→ **DATA RECORDS**:
++++++++++

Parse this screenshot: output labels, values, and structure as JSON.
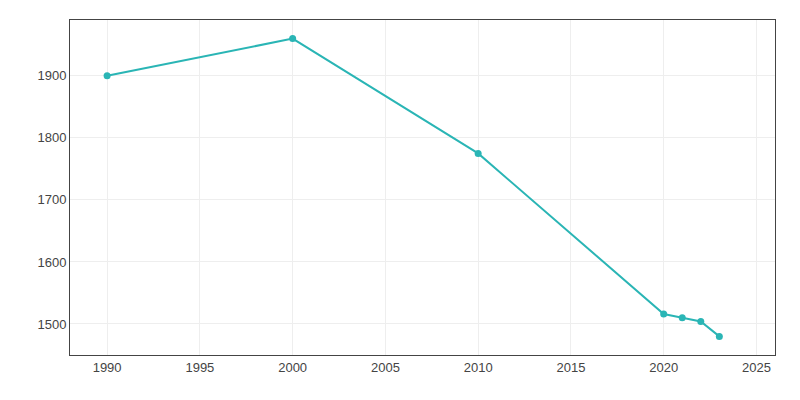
{
  "chart_data": {
    "type": "line",
    "x": [
      1990,
      2000,
      2010,
      2020,
      2021,
      2022,
      2023
    ],
    "values": [
      1900,
      1960,
      1775,
      1516,
      1510,
      1504,
      1480
    ],
    "color": "#2ab5b5",
    "marker": "circle",
    "xlim": [
      1988,
      2026
    ],
    "ylim": [
      1450,
      1990
    ],
    "xticks": [
      1990,
      1995,
      2000,
      2005,
      2010,
      2015,
      2020,
      2025
    ],
    "yticks": [
      1500,
      1600,
      1700,
      1800,
      1900
    ],
    "grid": true
  }
}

++++++++++

→ **GIVEN REQUEST**:
Restate the data above word for word. Do not include the images.

→ **RESPONSE TO THE TASK**:
Parse this screenshot: output labels, values, and structure as JSON.
{
  "chart_data": {
    "type": "line",
    "x": [
      1990,
      2000,
      2010,
      2020,
      2021,
      2022,
      2023
    ],
    "values": [
      1900,
      1960,
      1775,
      1516,
      1510,
      1504,
      1480
    ],
    "color": "#2ab5b5",
    "marker": "circle",
    "xlim": [
      1988,
      2026
    ],
    "ylim": [
      1450,
      1990
    ],
    "xticks": [
      1990,
      1995,
      2000,
      2005,
      2010,
      2015,
      2020,
      2025
    ],
    "yticks": [
      1500,
      1600,
      1700,
      1800,
      1900
    ],
    "grid": true
  }
}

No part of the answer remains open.